Transcribe every entry word for word, but skip the images.

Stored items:
* BEGIN *

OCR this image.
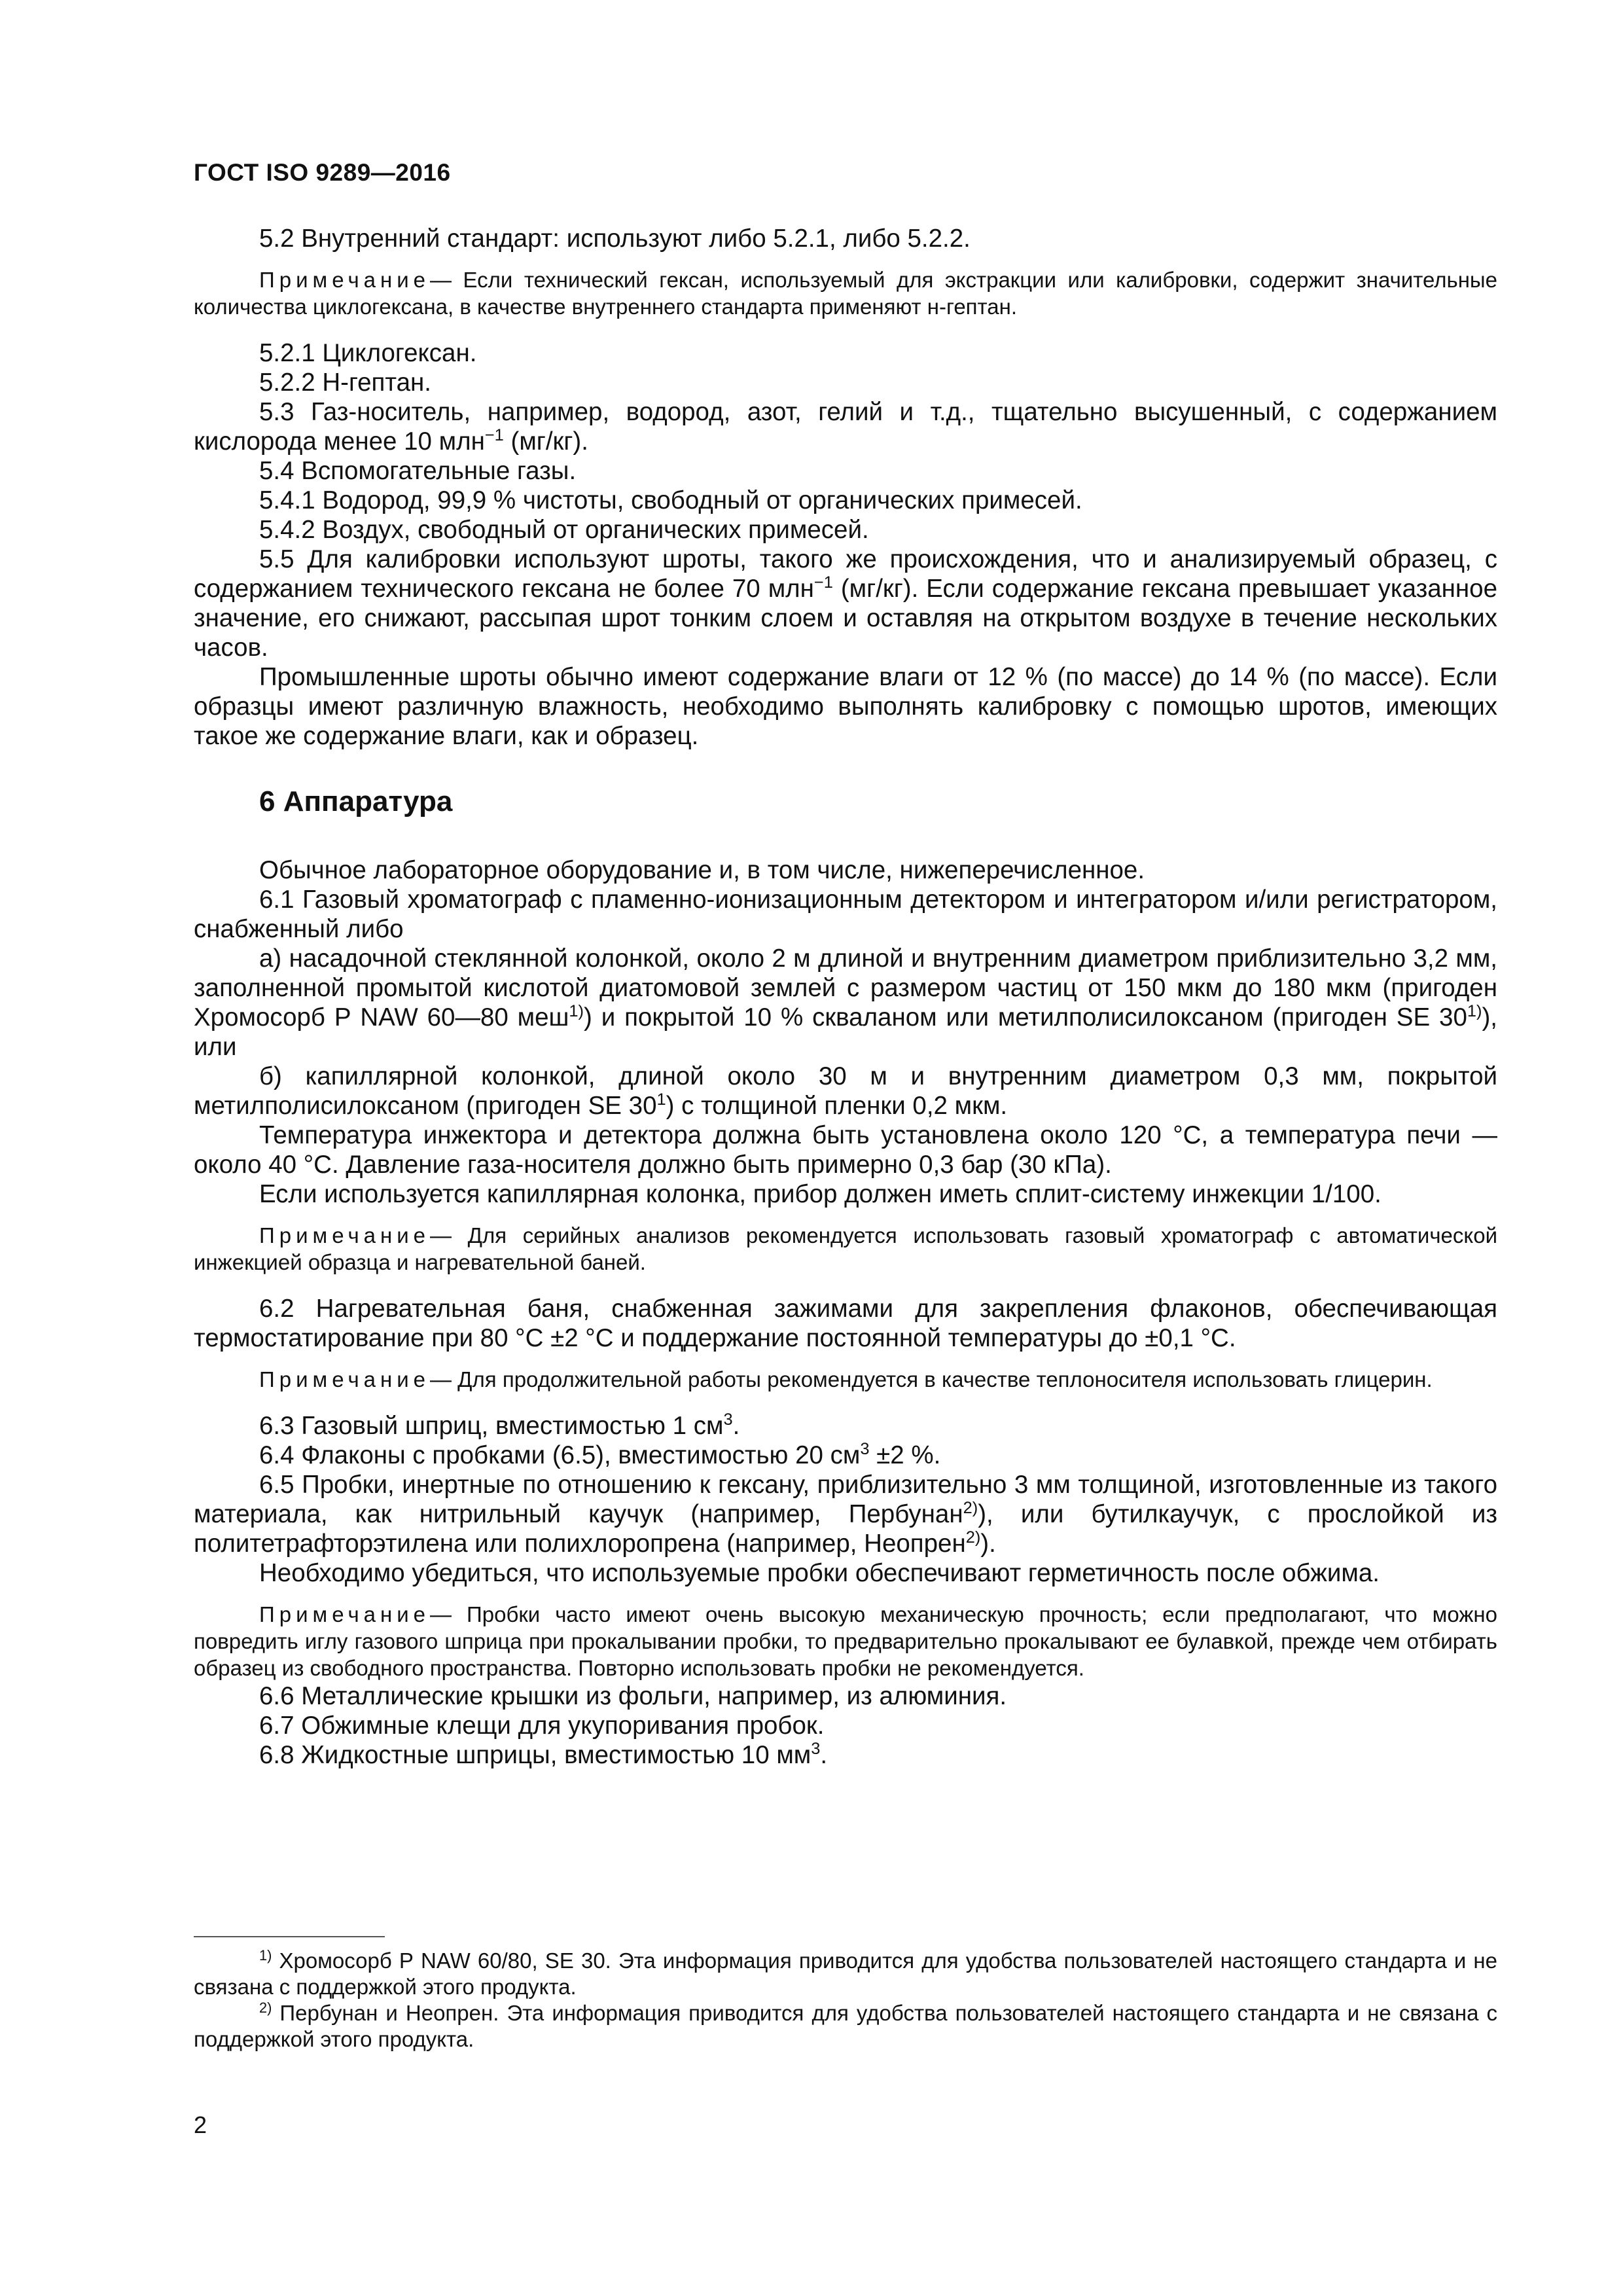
ГОСТ ISO 9289—2016

5.2 Внутренний стандарт: используют либо 5.2.1, либо 5.2.2.

Примечание— Если технический гексан, используемый для экстракции или калибровки, содержит значительные количества циклогексана, в качестве внутреннего стандарта применяют н-гептан.

5.2.1 Циклогексан.

5.2.2 Н-гептан.

5.3 Газ-носитель, например, водород, азот, гелий и т.д., тщательно высушенный, с содержанием кислорода менее 10 млн$^{-1}$ (мг/кг).

5.4 Вспомогательные газы.

5.4.1 Водород, 99,9 % чистоты, свободный от органических примесей.

5.4.2 Воздух, свободный от органических примесей.

5.5 Для калибровки используют шроты, такого же происхождения, что и анализируемый образец, с содержанием технического гексана не более 70 млн$^{-1}$ (мг/кг). Если содержание гексана превышает указанное значение, его снижают, рассыпая шрот тонким слоем и оставляя на открытом воздухе в течение нескольких часов.

Промышленные шроты обычно имеют содержание влаги от 12 % (по массе) до 14 % (по массе). Если образцы имеют различную влажность, необходимо выполнять калибровку с помощью шротов, имеющих такое же содержание влаги, как и образец.

6 Аппаратура

Обычное лабораторное оборудование и, в том числе, нижеперечисленное.

6.1 Газовый хроматограф с пламенно-ионизационным детектором и интегратором и/или регистратором, снабженный либо

а) насадочной стеклянной колонкой, около 2 м длиной и внутренним диаметром приблизительно 3,2 мм, заполненной промытой кислотой диатомовой землей с размером частиц от 150 мкм до 180 мкм (пригоден Хромосорб Р NAW 60—80 меш$^{1)}$) и покрытой 10 % скваланом или метилполисилоксаном (пригоден SE 30$^{1)}$), или

б) капиллярной колонкой, длиной около 30 м и внутренним диаметром 0,3 мм, покрытой метилполисилоксаном (пригоден SE $30^1$) с толщиной пленки 0,2 мкм.

Температура инжектора и детектора должна быть установлена около 120 °С, а температура печи — около 40 °С. Давление газа-носителя должно быть примерно 0,3 бар (30 кПа).

Если используется капиллярная колонка, прибор должен иметь сплит-систему инжекции 1/100.

Примечание— Для серийных анализов рекомендуется использовать газовый хроматограф с автоматической инжекцией образца и нагревательной баней.

6.2 Нагревательная баня, снабженная зажимами для закрепления флаконов, обеспечивающая термостатирование при 80 °С ±2 °С и поддержание постоянной температуры до ±0,1 °С.

Примечание— Для продолжительной работы рекомендуется в качестве теплоносителя использовать глицерин.

6.3 Газовый шприц, вместимостью 1 $см^3$.

6.4 Флаконы с пробками (6.5), вместимостью 20 $см^3 \pm 2$ %.

6.5 Пробки, инертные по отношению к гексану, приблизительно 3 мм толщиной, изготовленные из такого материала, как нитрильный каучук (например, Пербунан$^{2)}$), или бутилкаучук, с прослойкой из политетрафторэтилена или полихлоропрена (например, Неопрен$^{2)}$).

Необходимо убедиться, что используемые пробки обеспечивают герметичность после обжима.

Примечание— Пробки часто имеют очень высокую механическую прочность; если предполагают, что можно повредить иглу газового шприца при прокалывании пробки, то предварительно прокалывают ее булавкой, прежде чем отбирать образец из свободного пространства. Повторно использовать пробки не рекомендуется.

6.6 Металлические крышки из фольги, например, из алюминия.

6.7 Обжимные клещи для укупоривания пробок.

6.8 Жидкостные шприцы, вместимостью 10 $мм^3$.

$^{1)}$ Хромосорб Р NAW 60/80, SE 30. Эта информация приводится для удобства пользователей настоящего стандарта и не связана с поддержкой этого продукта.

$^{2)}$ Пербунан и Неопрен. Эта информация приводится для удобства пользователей настоящего стандарта и не связана с поддержкой этого продукта.

2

* END *

PROBLEM SOLUTION ::
OCR this image.
ГОСТ ISO 9289—2016

5.2 Внутренний стандарт: используют либо 5.2.1, либо 5.2.2.

Примечание— Если технический гексан, используемый для экстракции или калибровки, содержит значительные количества циклогексана, в качестве внутреннего стандарта применяют н-гептан.

5.2.1 Циклогексан.

5.2.2 Н-гептан.

5.3 Газ-носитель, например, водород, азот, гелий и т.д., тщательно высушенный, с содержанием кислорода менее 10 млн$^{-1}$ (мг/кг).

5.4 Вспомогательные газы.

5.4.1 Водород, 99,9 % чистоты, свободный от органических примесей.

5.4.2 Воздух, свободный от органических примесей.

5.5 Для калибровки используют шроты, такого же происхождения, что и анализируемый образец, с содержанием технического гексана не более 70 млн$^{-1}$ (мг/кг). Если содержание гексана превышает указанное значение, его снижают, рассыпая шрот тонким слоем и оставляя на открытом воздухе в течение нескольких часов.

Промышленные шроты обычно имеют содержание влаги от 12 % (по массе) до 14 % (по массе). Если образцы имеют различную влажность, необходимо выполнять калибровку с помощью шротов, имеющих такое же содержание влаги, как и образец.

6 Аппаратура

Обычное лабораторное оборудование и, в том числе, нижеперечисленное.

6.1 Газовый хроматограф с пламенно-ионизационным детектором и интегратором и/или регистратором, снабженный либо

а) насадочной стеклянной колонкой, около 2 м длиной и внутренним диаметром приблизительно 3,2 мм, заполненной промытой кислотой диатомовой землей с размером частиц от 150 мкм до 180 мкм (пригоден Хромосорб Р NAW 60—80 меш$^{1)}$) и покрытой 10 % скваланом или метилполисилоксаном (пригоден SE 30$^{1)}$), или

б) капиллярной колонкой, длиной около 30 м и внутренним диаметром 0,3 мм, покрытой метилполисилоксаном (пригоден SE $30^1$) с толщиной пленки 0,2 мкм.

Температура инжектора и детектора должна быть установлена около 120 °С, а температура печи — около 40 °С. Давление газа-носителя должно быть примерно 0,3 бар (30 кПа).

Если используется капиллярная колонка, прибор должен иметь сплит-систему инжекции 1/100.

Примечание— Для серийных анализов рекомендуется использовать газовый хроматограф с автоматической инжекцией образца и нагревательной баней.

6.2 Нагревательная баня, снабженная зажимами для закрепления флаконов, обеспечивающая термостатирование при 80 °С ±2 °С и поддержание постоянной температуры до ±0,1 °С.

Примечание— Для продолжительной работы рекомендуется в качестве теплоносителя использовать глицерин.

6.3 Газовый шприц, вместимостью 1 $см^3$.

6.4 Флаконы с пробками (6.5), вместимостью 20 $см^3 \pm 2$ %.

6.5 Пробки, инертные по отношению к гексану, приблизительно 3 мм толщиной, изготовленные из такого материала, как нитрильный каучук (например, Пербунан$^{2)}$), или бутилкаучук, с прослойкой из политетрафторэтилена или полихлоропрена (например, Неопрен$^{2)}$).

Необходимо убедиться, что используемые пробки обеспечивают герметичность после обжима.

Примечание— Пробки часто имеют очень высокую механическую прочность; если предполагают, что можно повредить иглу газового шприца при прокалывании пробки, то предварительно прокалывают ее булавкой, прежде чем отбирать образец из свободного пространства. Повторно использовать пробки не рекомендуется.

6.6 Металлические крышки из фольги, например, из алюминия.

6.7 Обжимные клещи для укупоривания пробок.

6.8 Жидкостные шприцы, вместимостью 10 $мм^3$.

$^{1)}$ Хромосорб Р NAW 60/80, SE 30. Эта информация приводится для удобства пользователей настоящего стандарта и не связана с поддержкой этого продукта.

$^{2)}$ Пербунан и Неопрен. Эта информация приводится для удобства пользователей настоящего стандарта и не связана с поддержкой этого продукта.

2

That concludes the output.